For the entries that follow, state how many lines include the word "служащими", giving the number and nothing else.
**** GIVEN DATA ****
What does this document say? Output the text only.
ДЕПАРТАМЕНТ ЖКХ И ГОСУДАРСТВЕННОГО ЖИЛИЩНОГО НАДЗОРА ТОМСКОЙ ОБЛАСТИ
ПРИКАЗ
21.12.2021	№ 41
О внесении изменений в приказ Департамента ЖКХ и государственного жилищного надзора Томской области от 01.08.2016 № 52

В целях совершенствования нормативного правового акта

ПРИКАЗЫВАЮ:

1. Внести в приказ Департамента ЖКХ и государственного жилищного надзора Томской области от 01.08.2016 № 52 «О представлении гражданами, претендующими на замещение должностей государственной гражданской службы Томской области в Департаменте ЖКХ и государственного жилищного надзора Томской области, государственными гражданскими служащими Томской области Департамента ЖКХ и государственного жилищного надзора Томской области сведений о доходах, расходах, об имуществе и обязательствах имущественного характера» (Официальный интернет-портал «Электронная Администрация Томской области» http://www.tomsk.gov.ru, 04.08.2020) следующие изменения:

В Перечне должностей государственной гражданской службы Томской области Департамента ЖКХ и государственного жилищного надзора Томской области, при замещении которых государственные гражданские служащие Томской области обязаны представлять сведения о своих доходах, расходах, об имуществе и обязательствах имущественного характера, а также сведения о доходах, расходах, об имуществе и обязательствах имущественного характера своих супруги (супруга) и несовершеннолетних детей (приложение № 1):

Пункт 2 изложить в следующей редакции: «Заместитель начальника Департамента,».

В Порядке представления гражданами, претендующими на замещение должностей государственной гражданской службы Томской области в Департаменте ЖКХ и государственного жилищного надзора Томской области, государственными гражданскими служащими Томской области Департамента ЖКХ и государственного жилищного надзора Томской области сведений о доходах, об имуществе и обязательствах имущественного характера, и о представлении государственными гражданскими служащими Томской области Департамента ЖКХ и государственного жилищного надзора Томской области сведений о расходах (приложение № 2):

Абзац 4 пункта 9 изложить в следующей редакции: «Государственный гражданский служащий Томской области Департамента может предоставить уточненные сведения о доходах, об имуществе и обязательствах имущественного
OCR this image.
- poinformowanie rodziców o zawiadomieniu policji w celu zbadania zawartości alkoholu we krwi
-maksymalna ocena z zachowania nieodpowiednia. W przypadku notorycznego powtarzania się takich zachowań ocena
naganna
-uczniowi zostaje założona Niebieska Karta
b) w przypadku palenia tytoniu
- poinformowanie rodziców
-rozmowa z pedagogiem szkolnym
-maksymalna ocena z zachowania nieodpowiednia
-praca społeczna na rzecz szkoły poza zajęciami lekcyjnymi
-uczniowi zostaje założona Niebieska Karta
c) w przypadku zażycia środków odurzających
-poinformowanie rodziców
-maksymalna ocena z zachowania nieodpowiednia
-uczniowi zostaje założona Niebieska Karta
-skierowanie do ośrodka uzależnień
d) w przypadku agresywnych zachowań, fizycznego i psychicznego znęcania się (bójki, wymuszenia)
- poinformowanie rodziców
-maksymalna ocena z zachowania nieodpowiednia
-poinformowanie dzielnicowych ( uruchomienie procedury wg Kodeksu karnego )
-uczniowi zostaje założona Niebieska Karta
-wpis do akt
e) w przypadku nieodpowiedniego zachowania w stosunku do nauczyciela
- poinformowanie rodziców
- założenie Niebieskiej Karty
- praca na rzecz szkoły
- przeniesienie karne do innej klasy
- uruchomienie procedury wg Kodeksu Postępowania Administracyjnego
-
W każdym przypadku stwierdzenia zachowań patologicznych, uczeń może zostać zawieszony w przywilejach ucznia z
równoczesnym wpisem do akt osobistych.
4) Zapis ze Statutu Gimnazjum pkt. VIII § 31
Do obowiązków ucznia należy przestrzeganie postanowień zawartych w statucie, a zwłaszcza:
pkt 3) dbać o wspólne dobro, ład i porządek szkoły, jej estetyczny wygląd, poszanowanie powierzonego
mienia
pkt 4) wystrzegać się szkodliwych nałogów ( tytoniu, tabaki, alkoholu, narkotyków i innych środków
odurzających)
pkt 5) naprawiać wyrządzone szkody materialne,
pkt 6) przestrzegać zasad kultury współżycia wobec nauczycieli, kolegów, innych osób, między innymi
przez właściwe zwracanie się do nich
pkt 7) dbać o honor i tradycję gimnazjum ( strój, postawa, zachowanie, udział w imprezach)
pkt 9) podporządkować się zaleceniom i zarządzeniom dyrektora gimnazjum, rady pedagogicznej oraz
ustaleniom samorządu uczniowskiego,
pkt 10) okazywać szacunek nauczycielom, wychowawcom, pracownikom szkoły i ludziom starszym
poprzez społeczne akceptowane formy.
****
EXERCISE RESULT
2